* Given problem *
Pick out each line containing the string "Identifier".

* Supplied data *

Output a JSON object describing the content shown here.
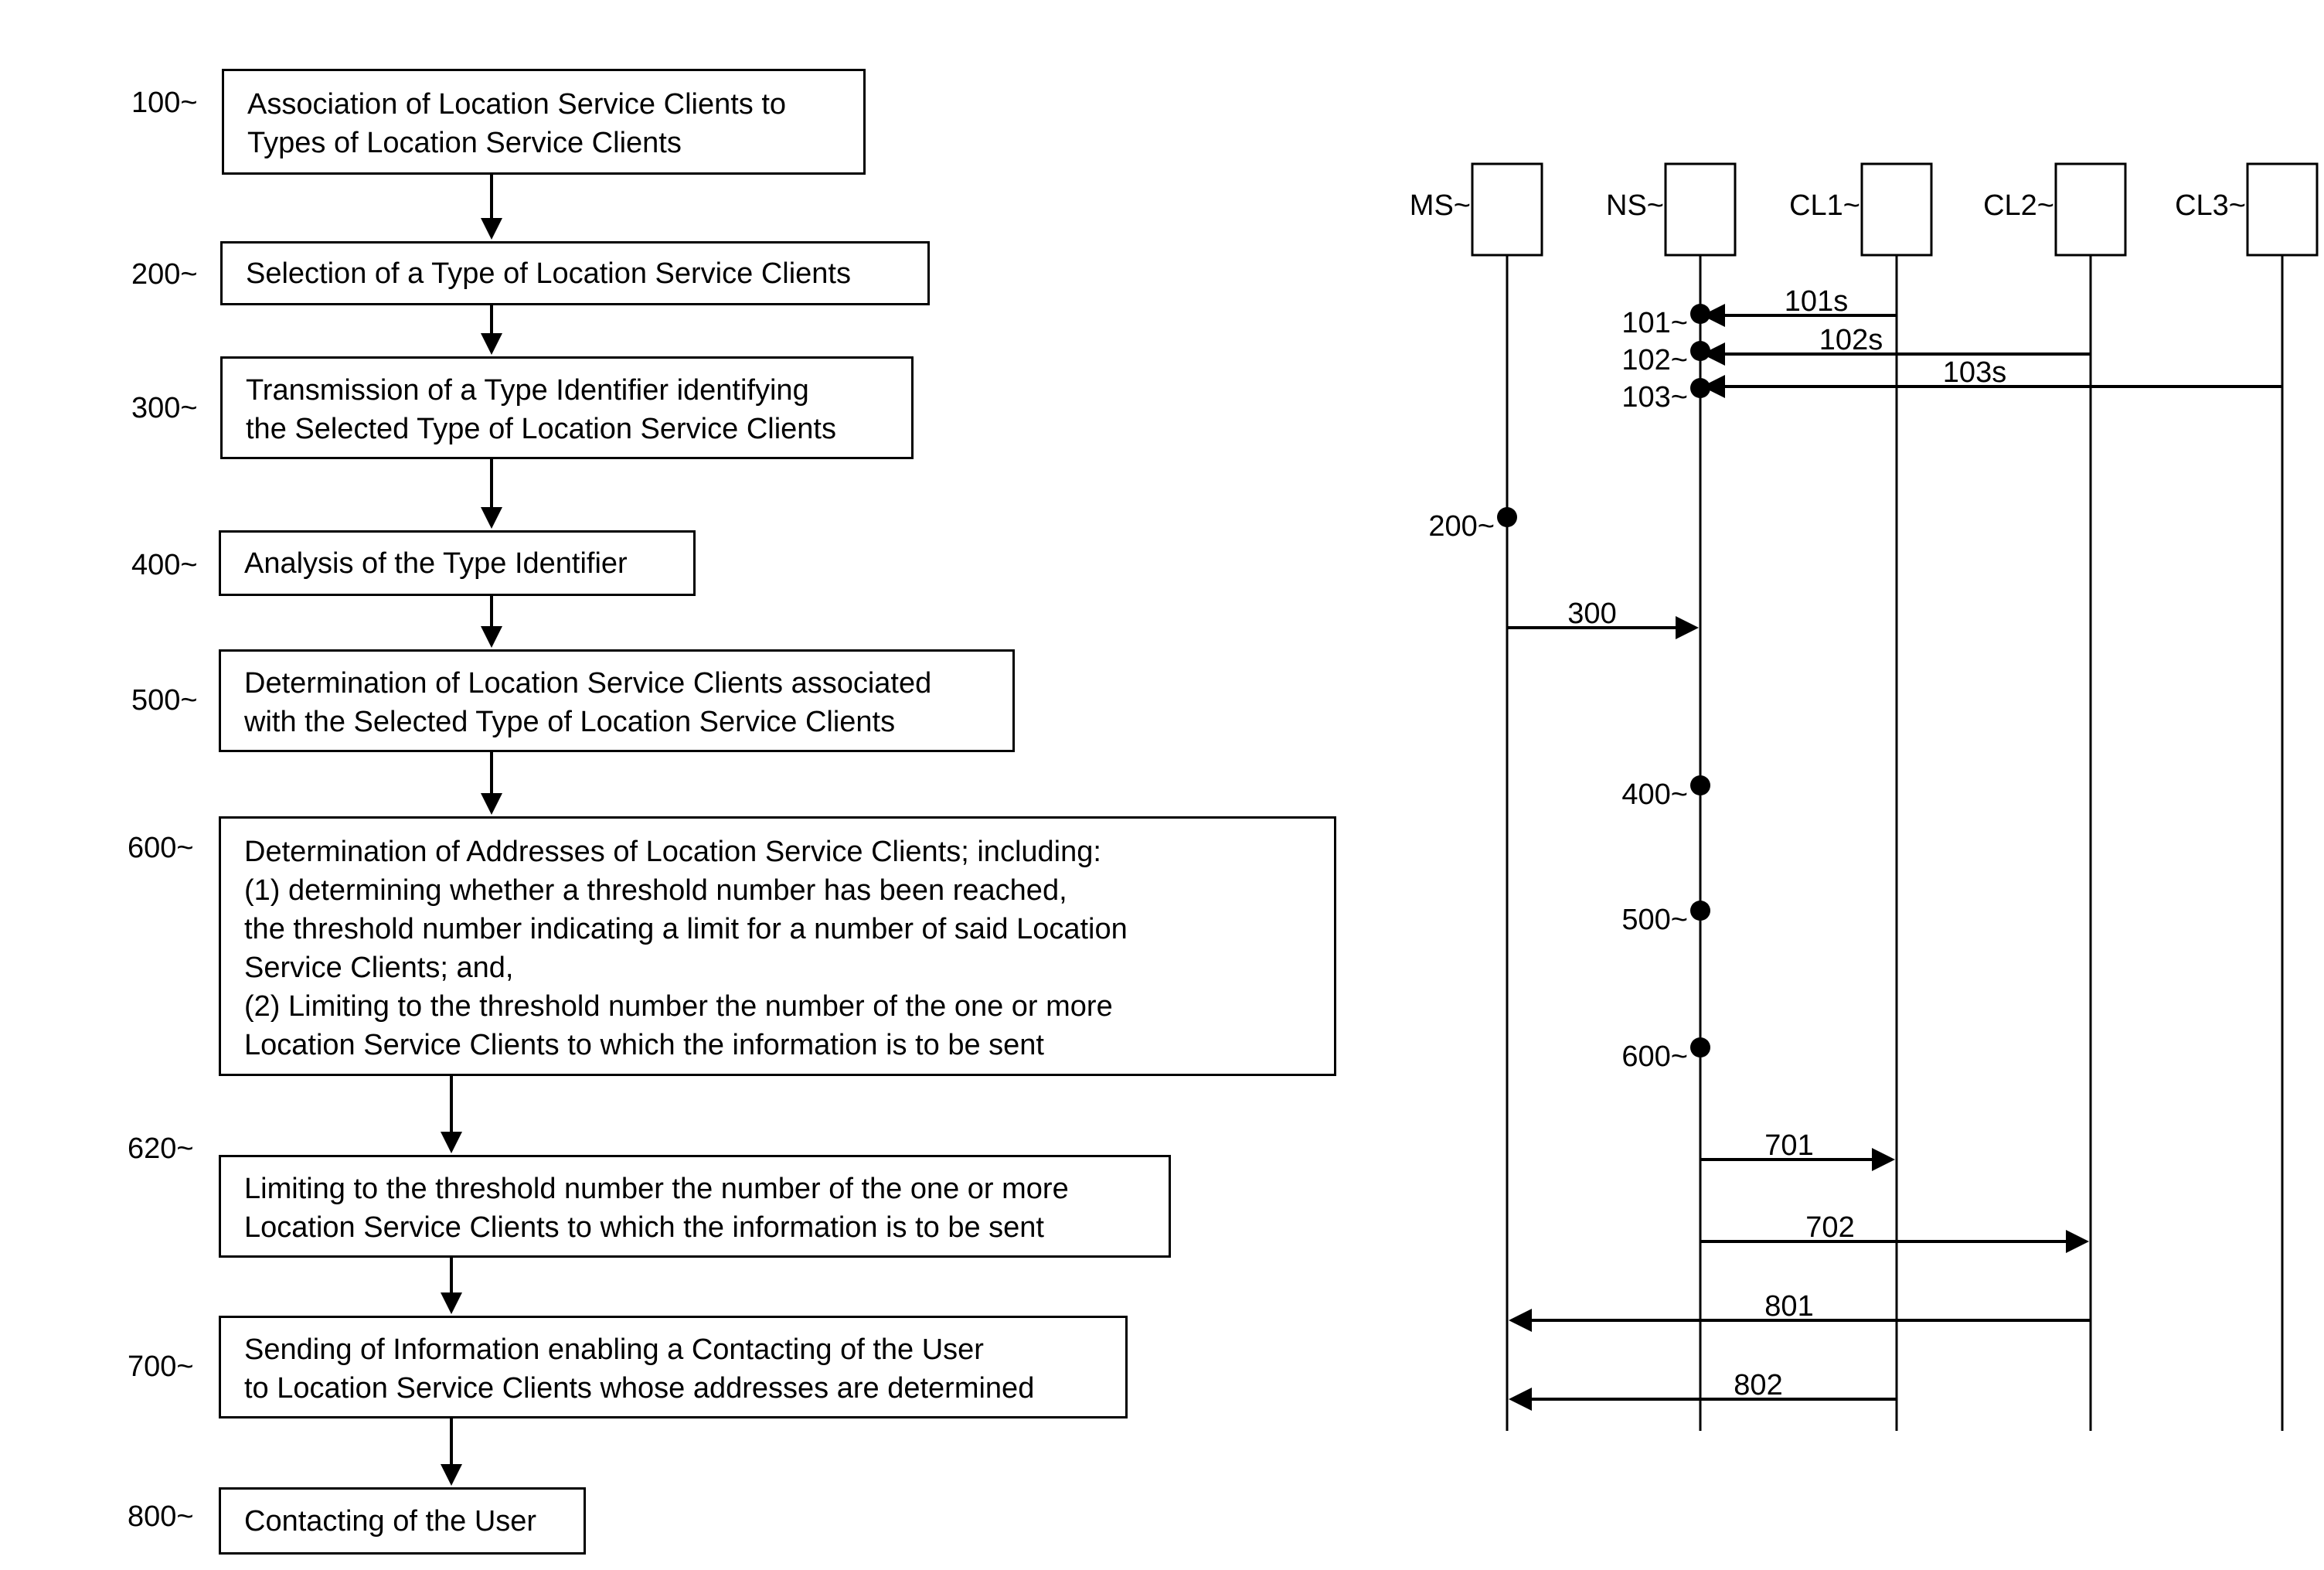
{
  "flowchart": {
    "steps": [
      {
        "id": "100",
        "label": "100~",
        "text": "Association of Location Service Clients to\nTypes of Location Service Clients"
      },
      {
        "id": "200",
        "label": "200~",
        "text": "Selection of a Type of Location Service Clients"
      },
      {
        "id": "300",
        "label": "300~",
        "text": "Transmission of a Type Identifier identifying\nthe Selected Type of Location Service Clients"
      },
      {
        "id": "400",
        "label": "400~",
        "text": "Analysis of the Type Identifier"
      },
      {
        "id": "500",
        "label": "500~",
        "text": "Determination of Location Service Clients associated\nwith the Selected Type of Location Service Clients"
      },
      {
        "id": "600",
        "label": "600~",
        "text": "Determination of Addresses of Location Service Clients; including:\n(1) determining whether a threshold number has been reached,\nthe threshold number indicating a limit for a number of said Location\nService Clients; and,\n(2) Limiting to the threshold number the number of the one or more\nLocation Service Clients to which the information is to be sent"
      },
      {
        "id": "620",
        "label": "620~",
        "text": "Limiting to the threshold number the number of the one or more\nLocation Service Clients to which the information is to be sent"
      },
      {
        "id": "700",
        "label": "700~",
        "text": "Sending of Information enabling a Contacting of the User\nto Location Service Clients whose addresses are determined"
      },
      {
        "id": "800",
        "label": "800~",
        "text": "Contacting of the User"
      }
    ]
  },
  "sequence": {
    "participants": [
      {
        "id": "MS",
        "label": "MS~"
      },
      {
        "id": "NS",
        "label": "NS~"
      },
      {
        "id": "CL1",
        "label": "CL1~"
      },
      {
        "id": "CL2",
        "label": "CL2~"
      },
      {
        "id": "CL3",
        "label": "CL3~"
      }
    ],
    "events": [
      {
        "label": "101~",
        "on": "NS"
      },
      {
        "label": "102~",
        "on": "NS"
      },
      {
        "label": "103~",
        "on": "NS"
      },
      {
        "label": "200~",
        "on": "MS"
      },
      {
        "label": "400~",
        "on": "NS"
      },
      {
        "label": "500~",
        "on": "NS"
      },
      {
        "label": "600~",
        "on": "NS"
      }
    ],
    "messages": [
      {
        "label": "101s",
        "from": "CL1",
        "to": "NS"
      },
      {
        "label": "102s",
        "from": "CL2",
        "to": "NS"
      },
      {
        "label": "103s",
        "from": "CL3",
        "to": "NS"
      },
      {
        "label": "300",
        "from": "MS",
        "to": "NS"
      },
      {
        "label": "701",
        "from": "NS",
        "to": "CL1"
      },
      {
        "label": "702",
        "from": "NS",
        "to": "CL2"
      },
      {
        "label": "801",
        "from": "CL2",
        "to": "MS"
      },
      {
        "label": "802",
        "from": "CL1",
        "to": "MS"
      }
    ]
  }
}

==

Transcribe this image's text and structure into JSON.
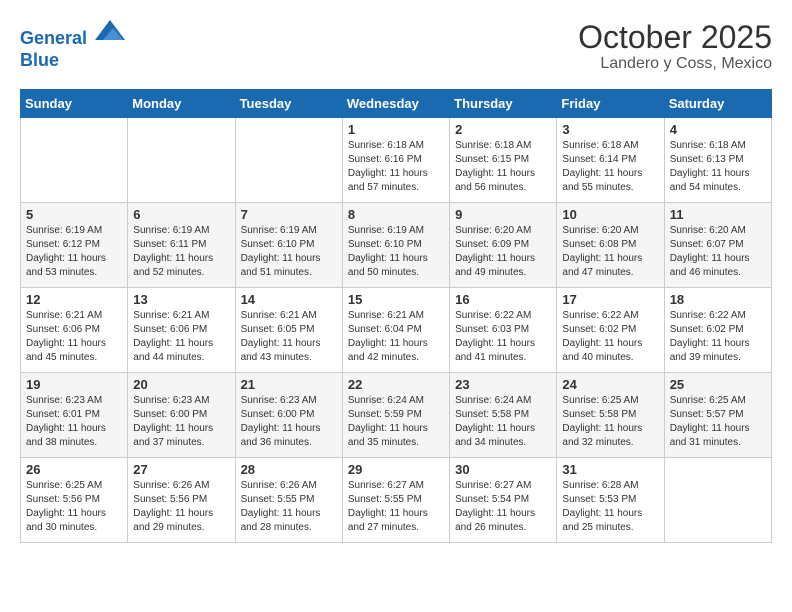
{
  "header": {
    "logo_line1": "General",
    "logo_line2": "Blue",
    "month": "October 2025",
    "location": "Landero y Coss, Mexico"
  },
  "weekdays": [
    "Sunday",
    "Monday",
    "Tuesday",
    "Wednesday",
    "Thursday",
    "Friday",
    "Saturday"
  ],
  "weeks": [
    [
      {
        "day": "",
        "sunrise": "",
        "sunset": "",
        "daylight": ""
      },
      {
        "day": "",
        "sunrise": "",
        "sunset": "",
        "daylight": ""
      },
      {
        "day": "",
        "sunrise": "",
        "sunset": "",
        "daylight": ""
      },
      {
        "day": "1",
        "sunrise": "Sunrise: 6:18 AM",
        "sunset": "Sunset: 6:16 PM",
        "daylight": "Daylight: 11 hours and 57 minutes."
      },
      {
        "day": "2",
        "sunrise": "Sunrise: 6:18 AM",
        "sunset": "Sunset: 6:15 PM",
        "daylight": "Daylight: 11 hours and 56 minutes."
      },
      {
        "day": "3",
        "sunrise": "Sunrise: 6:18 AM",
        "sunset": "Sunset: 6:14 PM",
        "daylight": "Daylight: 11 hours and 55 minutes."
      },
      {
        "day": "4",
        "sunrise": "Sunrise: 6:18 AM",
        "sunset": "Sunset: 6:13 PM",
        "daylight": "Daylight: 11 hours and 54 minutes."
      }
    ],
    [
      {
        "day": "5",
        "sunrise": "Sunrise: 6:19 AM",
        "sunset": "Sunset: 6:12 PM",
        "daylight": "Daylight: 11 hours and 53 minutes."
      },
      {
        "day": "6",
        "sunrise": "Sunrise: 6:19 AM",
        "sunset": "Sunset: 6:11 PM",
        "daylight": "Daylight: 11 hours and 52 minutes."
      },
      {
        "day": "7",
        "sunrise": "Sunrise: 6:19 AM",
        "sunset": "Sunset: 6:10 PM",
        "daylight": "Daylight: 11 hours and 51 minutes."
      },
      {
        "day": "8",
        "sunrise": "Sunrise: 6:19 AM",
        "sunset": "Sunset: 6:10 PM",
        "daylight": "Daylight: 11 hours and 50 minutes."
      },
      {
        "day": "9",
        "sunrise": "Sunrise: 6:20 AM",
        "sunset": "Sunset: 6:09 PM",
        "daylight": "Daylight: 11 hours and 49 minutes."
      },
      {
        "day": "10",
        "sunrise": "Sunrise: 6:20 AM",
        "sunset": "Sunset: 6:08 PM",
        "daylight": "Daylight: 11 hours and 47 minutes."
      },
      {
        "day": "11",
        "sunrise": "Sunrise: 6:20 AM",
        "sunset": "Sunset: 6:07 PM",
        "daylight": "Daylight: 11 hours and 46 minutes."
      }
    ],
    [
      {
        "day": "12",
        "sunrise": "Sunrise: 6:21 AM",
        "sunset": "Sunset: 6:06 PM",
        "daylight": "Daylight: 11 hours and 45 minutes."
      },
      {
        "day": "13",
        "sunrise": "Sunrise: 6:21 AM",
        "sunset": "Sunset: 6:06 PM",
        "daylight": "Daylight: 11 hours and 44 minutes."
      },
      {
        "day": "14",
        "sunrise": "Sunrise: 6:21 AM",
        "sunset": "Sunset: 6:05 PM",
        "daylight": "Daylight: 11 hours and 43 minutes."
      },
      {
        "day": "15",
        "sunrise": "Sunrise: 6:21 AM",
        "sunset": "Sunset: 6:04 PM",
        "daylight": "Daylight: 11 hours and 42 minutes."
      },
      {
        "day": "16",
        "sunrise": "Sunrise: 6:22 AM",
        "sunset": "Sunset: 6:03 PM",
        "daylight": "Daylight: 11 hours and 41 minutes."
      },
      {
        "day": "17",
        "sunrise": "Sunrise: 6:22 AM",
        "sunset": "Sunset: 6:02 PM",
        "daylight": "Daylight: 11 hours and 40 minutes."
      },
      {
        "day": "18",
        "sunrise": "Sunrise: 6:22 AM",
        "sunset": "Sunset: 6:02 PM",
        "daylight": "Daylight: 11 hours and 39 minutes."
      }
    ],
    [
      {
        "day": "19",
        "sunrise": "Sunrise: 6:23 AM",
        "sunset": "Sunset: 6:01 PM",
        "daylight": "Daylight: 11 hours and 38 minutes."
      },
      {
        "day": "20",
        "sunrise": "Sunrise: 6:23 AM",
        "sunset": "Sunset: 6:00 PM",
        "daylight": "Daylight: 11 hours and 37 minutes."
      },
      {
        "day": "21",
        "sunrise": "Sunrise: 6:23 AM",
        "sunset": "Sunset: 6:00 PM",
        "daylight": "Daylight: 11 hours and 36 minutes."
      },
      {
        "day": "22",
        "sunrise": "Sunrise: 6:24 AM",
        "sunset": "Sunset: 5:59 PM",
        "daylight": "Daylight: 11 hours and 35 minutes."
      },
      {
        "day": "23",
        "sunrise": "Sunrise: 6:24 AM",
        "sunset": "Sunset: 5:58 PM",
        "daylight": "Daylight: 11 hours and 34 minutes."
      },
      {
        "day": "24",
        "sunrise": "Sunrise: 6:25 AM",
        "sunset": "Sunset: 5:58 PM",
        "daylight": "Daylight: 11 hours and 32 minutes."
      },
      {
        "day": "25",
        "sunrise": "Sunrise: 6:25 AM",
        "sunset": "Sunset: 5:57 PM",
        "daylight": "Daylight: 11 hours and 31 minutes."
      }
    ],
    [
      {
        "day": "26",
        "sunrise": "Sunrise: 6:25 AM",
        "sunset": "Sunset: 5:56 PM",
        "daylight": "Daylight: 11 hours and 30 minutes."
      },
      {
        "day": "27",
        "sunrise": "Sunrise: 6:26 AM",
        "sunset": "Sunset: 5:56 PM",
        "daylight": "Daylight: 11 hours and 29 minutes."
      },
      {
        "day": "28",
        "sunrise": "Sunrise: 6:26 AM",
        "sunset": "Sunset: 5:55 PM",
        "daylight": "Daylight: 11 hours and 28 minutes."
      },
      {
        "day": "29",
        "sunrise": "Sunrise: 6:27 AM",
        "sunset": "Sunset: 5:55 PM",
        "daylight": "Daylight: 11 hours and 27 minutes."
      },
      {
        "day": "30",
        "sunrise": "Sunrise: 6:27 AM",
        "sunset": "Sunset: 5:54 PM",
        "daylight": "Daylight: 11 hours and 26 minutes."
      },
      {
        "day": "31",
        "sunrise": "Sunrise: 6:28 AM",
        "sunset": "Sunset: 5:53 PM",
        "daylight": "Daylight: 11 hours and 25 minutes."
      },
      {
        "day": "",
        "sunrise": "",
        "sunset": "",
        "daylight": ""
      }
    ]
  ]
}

* Exercise response *
        "text": "Transmission of a Type Identifier identifying\nthe Selected Type of Location Service Clients"
        "text": "Analysis of the Type Identifier"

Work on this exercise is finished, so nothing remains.